■ **Your instructions**
Only a number is wanted: how many lines in the records below contain "得公開或提供之"?

(Stored entries)
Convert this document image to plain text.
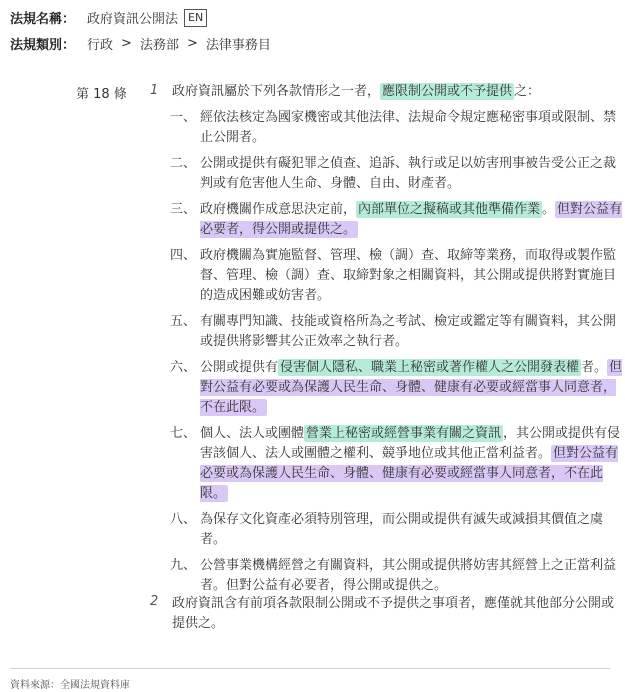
法規名稱： 政府資訊公開法 EN
法規類別： 行政 > 法務部 > 法律事務目
第 18 條 1 政府資訊屬於下列各款情形之一者， 應限制公開或不予提供 之：
一、 經依法核定為國家機密或其他法律、法規命令規定應秘密事項或限制、禁止公開者。
二、 公開或提供有礙犯罪之偵查、追訴、執行或足以妨害刑事被告受公正之裁判或有危害他人生命、身體、自由、財產者。
三、 政府機關作成意思決定前， 內部單位之擬稿或其他準備作業 。 但對公益有必要者，得公開或提供之。
四、 政府機關為實施監督、管理、檢（調）查、取締等業務，而取得或製作監督、管理、檢（調）查、取締對象之相關資料，其公開或提供將對實施目的造成困難或妨害者。
五、 有關專門知識、技能或資格所為之考試、檢定或鑑定等有關資料，其公開或提供將影響其公正效率之執行者。
六、 公開或提供有 侵害個人隱私、職業上秘密或著作權人之公開發表權 者。 但對公益有必要或為保護人民生命、身體、健康有必要或經當事人同意者，不在此限。
七、 個人、法人或團體 營業上秘密或經營事業有關之資訊 ，其公開或提供有侵害該個人、法人或團體之權利、競爭地位或其他正當利益者。 但對公益有必要或為保護人民生命、身體、健康有必要或經當事人同意者，不在此限。
八、 為保存文化資產必須特別管理，而公開或提供有滅失或減損其價值之虞者。
九、 公營事業機構經營之有關資料，其公開或提供將妨害其經營上之正當利益者。但對公益有必要者，得公開或提供之。
2 政府資訊含有前項各款限制公開或不予提供之事項者，應僅就其他部分公開或提供之。
資料來源：全國法規資料庫
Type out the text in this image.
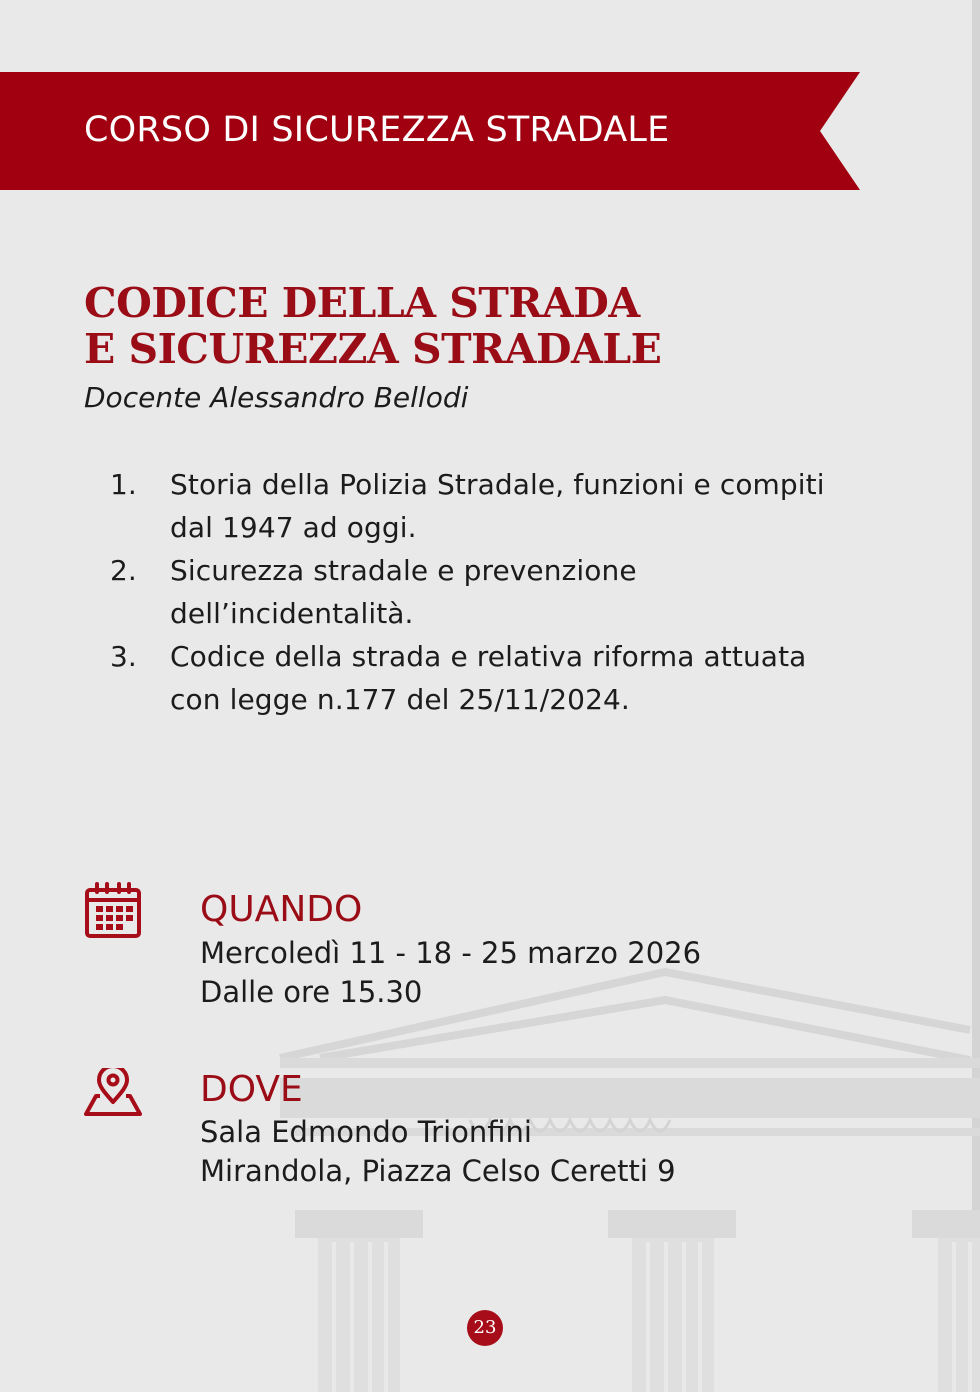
CORSO DI SICUREZZA STRADALE
CODICE DELLA STRADA
E SICUREZZA STRADALE

Docente Alessandro Bellodi

1. Storia della Polizia Stradale, funzioni e compiti
dal 1947 ad oggi.
2. Sicurezza stradale e prevenzione
dell’incidentalità.
3. Codice della strada e relativa riforma attuata
con legge n.177 del 25/11/2024.
QUANDO
Mercoledì 11 - 18 - 25 marzo 2026
Dalle ore 15.30
DOVE
Sala Edmondo Trionfini
Mirandola, Piazza Celso Ceretti 9
23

■ **Final result**
2